## start EXERCISE INPUTS

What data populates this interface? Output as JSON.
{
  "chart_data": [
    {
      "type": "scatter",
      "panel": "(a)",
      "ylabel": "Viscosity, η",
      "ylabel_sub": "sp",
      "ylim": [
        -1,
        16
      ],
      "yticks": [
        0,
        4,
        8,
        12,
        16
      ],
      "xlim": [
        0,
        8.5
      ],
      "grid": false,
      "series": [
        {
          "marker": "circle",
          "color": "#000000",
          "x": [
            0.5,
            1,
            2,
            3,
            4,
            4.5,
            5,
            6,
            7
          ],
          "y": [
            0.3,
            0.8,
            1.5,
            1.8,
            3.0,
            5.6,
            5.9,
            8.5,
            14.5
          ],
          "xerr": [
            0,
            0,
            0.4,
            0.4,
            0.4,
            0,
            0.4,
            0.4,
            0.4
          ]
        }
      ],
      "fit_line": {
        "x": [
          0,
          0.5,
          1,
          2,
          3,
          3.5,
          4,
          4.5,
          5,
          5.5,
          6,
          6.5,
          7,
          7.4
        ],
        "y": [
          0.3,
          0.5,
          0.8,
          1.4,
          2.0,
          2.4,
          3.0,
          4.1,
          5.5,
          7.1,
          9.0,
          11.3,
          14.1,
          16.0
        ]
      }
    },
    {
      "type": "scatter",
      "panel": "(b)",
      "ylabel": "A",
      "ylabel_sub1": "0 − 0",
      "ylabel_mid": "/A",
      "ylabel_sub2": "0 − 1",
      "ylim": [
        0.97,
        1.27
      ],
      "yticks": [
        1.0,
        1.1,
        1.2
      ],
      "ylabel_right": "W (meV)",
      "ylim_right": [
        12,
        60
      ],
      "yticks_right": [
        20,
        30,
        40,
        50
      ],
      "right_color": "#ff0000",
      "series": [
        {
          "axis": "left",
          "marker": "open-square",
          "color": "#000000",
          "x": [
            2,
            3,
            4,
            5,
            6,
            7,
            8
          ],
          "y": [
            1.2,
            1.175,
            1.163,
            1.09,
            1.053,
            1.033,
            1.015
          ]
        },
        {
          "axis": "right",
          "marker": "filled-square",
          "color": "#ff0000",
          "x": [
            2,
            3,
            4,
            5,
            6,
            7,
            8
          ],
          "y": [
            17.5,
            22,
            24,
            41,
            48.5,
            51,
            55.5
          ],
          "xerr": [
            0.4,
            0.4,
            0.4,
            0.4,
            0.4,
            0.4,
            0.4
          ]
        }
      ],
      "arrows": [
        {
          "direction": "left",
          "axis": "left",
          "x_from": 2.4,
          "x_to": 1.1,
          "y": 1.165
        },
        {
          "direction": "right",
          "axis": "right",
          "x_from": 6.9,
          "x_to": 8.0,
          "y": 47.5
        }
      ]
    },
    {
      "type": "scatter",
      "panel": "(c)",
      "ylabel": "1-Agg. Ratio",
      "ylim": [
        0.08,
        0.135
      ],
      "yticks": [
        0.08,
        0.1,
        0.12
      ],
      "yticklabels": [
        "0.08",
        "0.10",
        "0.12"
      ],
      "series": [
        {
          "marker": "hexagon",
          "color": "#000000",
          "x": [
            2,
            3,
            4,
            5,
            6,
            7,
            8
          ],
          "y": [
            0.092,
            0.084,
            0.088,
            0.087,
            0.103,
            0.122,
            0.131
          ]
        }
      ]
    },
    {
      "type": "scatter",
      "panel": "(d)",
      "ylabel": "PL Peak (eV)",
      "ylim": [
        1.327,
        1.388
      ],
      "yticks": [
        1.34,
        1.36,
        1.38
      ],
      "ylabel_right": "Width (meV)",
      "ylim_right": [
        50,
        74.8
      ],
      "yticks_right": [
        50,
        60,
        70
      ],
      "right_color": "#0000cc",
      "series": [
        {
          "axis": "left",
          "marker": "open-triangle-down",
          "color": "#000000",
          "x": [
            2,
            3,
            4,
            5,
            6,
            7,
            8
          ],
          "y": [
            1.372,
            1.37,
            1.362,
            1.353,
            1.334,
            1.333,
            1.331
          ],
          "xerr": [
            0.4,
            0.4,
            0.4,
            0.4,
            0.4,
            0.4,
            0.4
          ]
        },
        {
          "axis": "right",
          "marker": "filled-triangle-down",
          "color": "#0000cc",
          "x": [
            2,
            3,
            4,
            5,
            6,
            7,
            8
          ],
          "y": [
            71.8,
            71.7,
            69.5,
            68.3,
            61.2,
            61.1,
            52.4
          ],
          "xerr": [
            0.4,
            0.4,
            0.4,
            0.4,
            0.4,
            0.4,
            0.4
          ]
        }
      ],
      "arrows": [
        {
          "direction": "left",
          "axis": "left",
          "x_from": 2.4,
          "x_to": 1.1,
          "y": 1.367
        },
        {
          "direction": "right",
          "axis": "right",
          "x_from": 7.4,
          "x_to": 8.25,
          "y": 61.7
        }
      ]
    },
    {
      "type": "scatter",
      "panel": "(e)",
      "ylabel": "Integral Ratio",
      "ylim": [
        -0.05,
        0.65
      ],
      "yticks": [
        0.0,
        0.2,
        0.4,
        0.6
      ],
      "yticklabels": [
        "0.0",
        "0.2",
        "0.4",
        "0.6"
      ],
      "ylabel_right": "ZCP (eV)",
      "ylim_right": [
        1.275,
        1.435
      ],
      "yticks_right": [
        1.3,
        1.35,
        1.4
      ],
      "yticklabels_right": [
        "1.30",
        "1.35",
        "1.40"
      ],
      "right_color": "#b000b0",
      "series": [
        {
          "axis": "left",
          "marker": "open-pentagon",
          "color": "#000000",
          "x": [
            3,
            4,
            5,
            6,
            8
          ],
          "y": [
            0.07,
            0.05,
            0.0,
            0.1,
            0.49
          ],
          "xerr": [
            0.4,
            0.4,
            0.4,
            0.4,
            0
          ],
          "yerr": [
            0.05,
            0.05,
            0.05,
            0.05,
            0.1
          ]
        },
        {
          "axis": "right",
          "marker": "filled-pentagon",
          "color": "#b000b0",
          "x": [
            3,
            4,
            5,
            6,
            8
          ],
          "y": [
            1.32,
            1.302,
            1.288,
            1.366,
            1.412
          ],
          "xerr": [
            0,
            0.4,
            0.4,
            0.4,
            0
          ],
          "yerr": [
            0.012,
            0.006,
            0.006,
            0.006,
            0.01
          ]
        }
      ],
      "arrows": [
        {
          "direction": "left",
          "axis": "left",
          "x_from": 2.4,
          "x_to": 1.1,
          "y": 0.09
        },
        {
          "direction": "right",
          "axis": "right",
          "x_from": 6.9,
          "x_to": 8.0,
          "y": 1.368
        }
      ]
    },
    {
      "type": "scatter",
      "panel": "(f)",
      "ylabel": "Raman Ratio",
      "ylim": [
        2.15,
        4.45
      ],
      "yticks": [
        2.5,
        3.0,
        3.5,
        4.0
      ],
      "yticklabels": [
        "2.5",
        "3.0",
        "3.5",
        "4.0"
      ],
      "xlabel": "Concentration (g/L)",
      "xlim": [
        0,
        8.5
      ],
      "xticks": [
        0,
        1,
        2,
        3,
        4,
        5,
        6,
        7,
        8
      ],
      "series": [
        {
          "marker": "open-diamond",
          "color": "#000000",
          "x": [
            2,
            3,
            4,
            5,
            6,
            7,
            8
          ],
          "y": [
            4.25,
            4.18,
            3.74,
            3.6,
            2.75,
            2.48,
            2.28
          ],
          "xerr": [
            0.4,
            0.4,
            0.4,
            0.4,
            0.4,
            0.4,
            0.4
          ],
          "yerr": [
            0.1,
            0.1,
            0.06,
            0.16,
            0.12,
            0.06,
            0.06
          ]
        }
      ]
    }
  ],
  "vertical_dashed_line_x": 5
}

## end EXERCISE INPUTS

> WHAT THE TASK ASKS: Repeat each record in full; every line must match exactly.

> SOLUTION TO THIS PROBLEM:
What data populates this interface? Output as JSON.
{
  "chart_data": [
    {
      "type": "scatter",
      "panel": "(a)",
      "ylabel": "Viscosity, η",
      "ylabel_sub": "sp",
      "ylim": [
        -1,
        16
      ],
      "yticks": [
        0,
        4,
        8,
        12,
        16
      ],
      "xlim": [
        0,
        8.5
      ],
      "grid": false,
      "series": [
        {
          "marker": "circle",
          "color": "#000000",
          "x": [
            0.5,
            1,
            2,
            3,
            4,
            4.5,
            5,
            6,
            7
          ],
          "y": [
            0.3,
            0.8,
            1.5,
            1.8,
            3.0,
            5.6,
            5.9,
            8.5,
            14.5
          ],
          "xerr": [
            0,
            0,
            0.4,
            0.4,
            0.4,
            0,
            0.4,
            0.4,
            0.4
          ]
        }
      ],
      "fit_line": {
        "x": [
          0,
          0.5,
          1,
          2,
          3,
          3.5,
          4,
          4.5,
          5,
          5.5,
          6,
          6.5,
          7,
          7.4
        ],
        "y": [
          0.3,
          0.5,
          0.8,
          1.4,
          2.0,
          2.4,
          3.0,
          4.1,
          5.5,
          7.1,
          9.0,
          11.3,
          14.1,
          16.0
        ]
      }
    },
    {
      "type": "scatter",
      "panel": "(b)",
      "ylabel": "A",
      "ylabel_sub1": "0 − 0",
      "ylabel_mid": "/A",
      "ylabel_sub2": "0 − 1",
      "ylim": [
        0.97,
        1.27
      ],
      "yticks": [
        1.0,
        1.1,
        1.2
      ],
      "ylabel_right": "W (meV)",
      "ylim_right": [
        12,
        60
      ],
      "yticks_right": [
        20,
        30,
        40,
        50
      ],
      "right_color": "#ff0000",
      "series": [
        {
          "axis": "left",
          "marker": "open-square",
          "color": "#000000",
          "x": [
            2,
            3,
            4,
            5,
            6,
            7,
            8
          ],
          "y": [
            1.2,
            1.175,
            1.163,
            1.09,
            1.053,
            1.033,
            1.015
          ]
        },
        {
          "axis": "right",
          "marker": "filled-square",
          "color": "#ff0000",
          "x": [
            2,
            3,
            4,
            5,
            6,
            7,
            8
          ],
          "y": [
            17.5,
            22,
            24,
            41,
            48.5,
            51,
            55.5
          ],
          "xerr": [
            0.4,
            0.4,
            0.4,
            0.4,
            0.4,
            0.4,
            0.4
          ]
        }
      ],
      "arrows": [
        {
          "direction": "left",
          "axis": "left",
          "x_from": 2.4,
          "x_to": 1.1,
          "y": 1.165
        },
        {
          "direction": "right",
          "axis": "right",
          "x_from": 6.9,
          "x_to": 8.0,
          "y": 47.5
        }
      ]
    },
    {
      "type": "scatter",
      "panel": "(c)",
      "ylabel": "1-Agg. Ratio",
      "ylim": [
        0.08,
        0.135
      ],
      "yticks": [
        0.08,
        0.1,
        0.12
      ],
      "yticklabels": [
        "0.08",
        "0.10",
        "0.12"
      ],
      "series": [
        {
          "marker": "hexagon",
          "color": "#000000",
          "x": [
            2,
            3,
            4,
            5,
            6,
            7,
            8
          ],
          "y": [
            0.092,
            0.084,
            0.088,
            0.087,
            0.103,
            0.122,
            0.131
          ]
        }
      ]
    },
    {
      "type": "scatter",
      "panel": "(d)",
      "ylabel": "PL Peak (eV)",
      "ylim": [
        1.327,
        1.388
      ],
      "yticks": [
        1.34,
        1.36,
        1.38
      ],
      "ylabel_right": "Width (meV)",
      "ylim_right": [
        50,
        74.8
      ],
      "yticks_right": [
        50,
        60,
        70
      ],
      "right_color": "#0000cc",
      "series": [
        {
          "axis": "left",
          "marker": "open-triangle-down",
          "color": "#000000",
          "x": [
            2,
            3,
            4,
            5,
            6,
            7,
            8
          ],
          "y": [
            1.372,
            1.37,
            1.362,
            1.353,
            1.334,
            1.333,
            1.331
          ],
          "xerr": [
            0.4,
            0.4,
            0.4,
            0.4,
            0.4,
            0.4,
            0.4
          ]
        },
        {
          "axis": "right",
          "marker": "filled-triangle-down",
          "color": "#0000cc",
          "x": [
            2,
            3,
            4,
            5,
            6,
            7,
            8
          ],
          "y": [
            71.8,
            71.7,
            69.5,
            68.3,
            61.2,
            61.1,
            52.4
          ],
          "xerr": [
            0.4,
            0.4,
            0.4,
            0.4,
            0.4,
            0.4,
            0.4
          ]
        }
      ],
      "arrows": [
        {
          "direction": "left",
          "axis": "left",
          "x_from": 2.4,
          "x_to": 1.1,
          "y": 1.367
        },
        {
          "direction": "right",
          "axis": "right",
          "x_from": 7.4,
          "x_to": 8.25,
          "y": 61.7
        }
      ]
    },
    {
      "type": "scatter",
      "panel": "(e)",
      "ylabel": "Integral Ratio",
      "ylim": [
        -0.05,
        0.65
      ],
      "yticks": [
        0.0,
        0.2,
        0.4,
        0.6
      ],
      "yticklabels": [
        "0.0",
        "0.2",
        "0.4",
        "0.6"
      ],
      "ylabel_right": "ZCP (eV)",
      "ylim_right": [
        1.275,
        1.435
      ],
      "yticks_right": [
        1.3,
        1.35,
        1.4
      ],
      "yticklabels_right": [
        "1.30",
        "1.35",
        "1.40"
      ],
      "right_color": "#b000b0",
      "series": [
        {
          "axis": "left",
          "marker": "open-pentagon",
          "color": "#000000",
          "x": [
            3,
            4,
            5,
            6,
            8
          ],
          "y": [
            0.07,
            0.05,
            0.0,
            0.1,
            0.49
          ],
          "xerr": [
            0.4,
            0.4,
            0.4,
            0.4,
            0
          ],
          "yerr": [
            0.05,
            0.05,
            0.05,
            0.05,
            0.1
          ]
        },
        {
          "axis": "right",
          "marker": "filled-pentagon",
          "color": "#b000b0",
          "x": [
            3,
            4,
            5,
            6,
            8
          ],
          "y": [
            1.32,
            1.302,
            1.288,
            1.366,
            1.412
          ],
          "xerr": [
            0,
            0.4,
            0.4,
            0.4,
            0
          ],
          "yerr": [
            0.012,
            0.006,
            0.006,
            0.006,
            0.01
          ]
        }
      ],
      "arrows": [
        {
          "direction": "left",
          "axis": "left",
          "x_from": 2.4,
          "x_to": 1.1,
          "y": 0.09
        },
        {
          "direction": "right",
          "axis": "right",
          "x_from": 6.9,
          "x_to": 8.0,
          "y": 1.368
        }
      ]
    },
    {
      "type": "scatter",
      "panel": "(f)",
      "ylabel": "Raman Ratio",
      "ylim": [
        2.15,
        4.45
      ],
      "yticks": [
        2.5,
        3.0,
        3.5,
        4.0
      ],
      "yticklabels": [
        "2.5",
        "3.0",
        "3.5",
        "4.0"
      ],
      "xlabel": "Concentration (g/L)",
      "xlim": [
        0,
        8.5
      ],
      "xticks": [
        0,
        1,
        2,
        3,
        4,
        5,
        6,
        7,
        8
      ],
      "series": [
        {
          "marker": "open-diamond",
          "color": "#000000",
          "x": [
            2,
            3,
            4,
            5,
            6,
            7,
            8
          ],
          "y": [
            4.25,
            4.18,
            3.74,
            3.6,
            2.75,
            2.48,
            2.28
          ],
          "xerr": [
            0.4,
            0.4,
            0.4,
            0.4,
            0.4,
            0.4,
            0.4
          ],
          "yerr": [
            0.1,
            0.1,
            0.06,
            0.16,
            0.12,
            0.06,
            0.06
          ]
        }
      ]
    }
  ],
  "vertical_dashed_line_x": 5
}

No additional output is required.